DATA LISTING.
•••••
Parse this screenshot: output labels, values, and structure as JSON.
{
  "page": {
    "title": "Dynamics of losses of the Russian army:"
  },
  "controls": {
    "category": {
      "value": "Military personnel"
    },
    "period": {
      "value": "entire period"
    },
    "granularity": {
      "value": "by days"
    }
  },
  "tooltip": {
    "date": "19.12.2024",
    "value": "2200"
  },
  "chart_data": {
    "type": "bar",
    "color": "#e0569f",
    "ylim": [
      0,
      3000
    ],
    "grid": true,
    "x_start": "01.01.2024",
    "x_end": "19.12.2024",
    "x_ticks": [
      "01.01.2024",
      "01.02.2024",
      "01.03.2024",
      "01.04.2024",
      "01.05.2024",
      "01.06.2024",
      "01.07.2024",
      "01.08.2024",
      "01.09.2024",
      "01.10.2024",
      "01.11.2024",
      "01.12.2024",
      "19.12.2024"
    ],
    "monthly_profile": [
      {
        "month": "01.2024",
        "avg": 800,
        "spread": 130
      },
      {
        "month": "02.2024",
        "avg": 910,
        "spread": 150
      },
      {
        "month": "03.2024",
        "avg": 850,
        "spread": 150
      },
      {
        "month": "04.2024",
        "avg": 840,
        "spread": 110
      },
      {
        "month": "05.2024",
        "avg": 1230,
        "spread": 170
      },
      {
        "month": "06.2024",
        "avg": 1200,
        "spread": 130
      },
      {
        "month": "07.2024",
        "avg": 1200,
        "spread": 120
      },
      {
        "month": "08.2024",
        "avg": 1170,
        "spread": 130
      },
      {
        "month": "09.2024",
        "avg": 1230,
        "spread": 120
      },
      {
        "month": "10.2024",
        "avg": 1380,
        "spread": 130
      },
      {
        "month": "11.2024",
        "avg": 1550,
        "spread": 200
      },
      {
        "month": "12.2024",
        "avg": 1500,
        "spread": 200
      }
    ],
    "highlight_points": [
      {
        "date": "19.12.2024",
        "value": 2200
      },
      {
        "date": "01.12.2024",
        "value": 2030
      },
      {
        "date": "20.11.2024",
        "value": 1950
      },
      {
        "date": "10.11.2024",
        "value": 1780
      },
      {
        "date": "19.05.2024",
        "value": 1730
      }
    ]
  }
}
•••••
GIVEN TASK. Extract all of the data exactly as written.

EXERCISE OUTPUT.
Parse this screenshot: output labels, values, and structure as JSON.
{
  "page": {
    "title": "Dynamics of losses of the Russian army:"
  },
  "controls": {
    "category": {
      "value": "Military personnel"
    },
    "period": {
      "value": "entire period"
    },
    "granularity": {
      "value": "by days"
    }
  },
  "tooltip": {
    "date": "19.12.2024",
    "value": "2200"
  },
  "chart_data": {
    "type": "bar",
    "color": "#e0569f",
    "ylim": [
      0,
      3000
    ],
    "grid": true,
    "x_start": "01.01.2024",
    "x_end": "19.12.2024",
    "x_ticks": [
      "01.01.2024",
      "01.02.2024",
      "01.03.2024",
      "01.04.2024",
      "01.05.2024",
      "01.06.2024",
      "01.07.2024",
      "01.08.2024",
      "01.09.2024",
      "01.10.2024",
      "01.11.2024",
      "01.12.2024",
      "19.12.2024"
    ],
    "monthly_profile": [
      {
        "month": "01.2024",
        "avg": 800,
        "spread": 130
      },
      {
        "month": "02.2024",
        "avg": 910,
        "spread": 150
      },
      {
        "month": "03.2024",
        "avg": 850,
        "spread": 150
      },
      {
        "month": "04.2024",
        "avg": 840,
        "spread": 110
      },
      {
        "month": "05.2024",
        "avg": 1230,
        "spread": 170
      },
      {
        "month": "06.2024",
        "avg": 1200,
        "spread": 130
      },
      {
        "month": "07.2024",
        "avg": 1200,
        "spread": 120
      },
      {
        "month": "08.2024",
        "avg": 1170,
        "spread": 130
      },
      {
        "month": "09.2024",
        "avg": 1230,
        "spread": 120
      },
      {
        "month": "10.2024",
        "avg": 1380,
        "spread": 130
      },
      {
        "month": "11.2024",
        "avg": 1550,
        "spread": 200
      },
      {
        "month": "12.2024",
        "avg": 1500,
        "spread": 200
      }
    ],
    "highlight_points": [
      {
        "date": "19.12.2024",
        "value": 2200
      },
      {
        "date": "01.12.2024",
        "value": 2030
      },
      {
        "date": "20.11.2024",
        "value": 1950
      },
      {
        "date": "10.11.2024",
        "value": 1780
      },
      {
        "date": "19.05.2024",
        "value": 1730
      }
    ]
  }
}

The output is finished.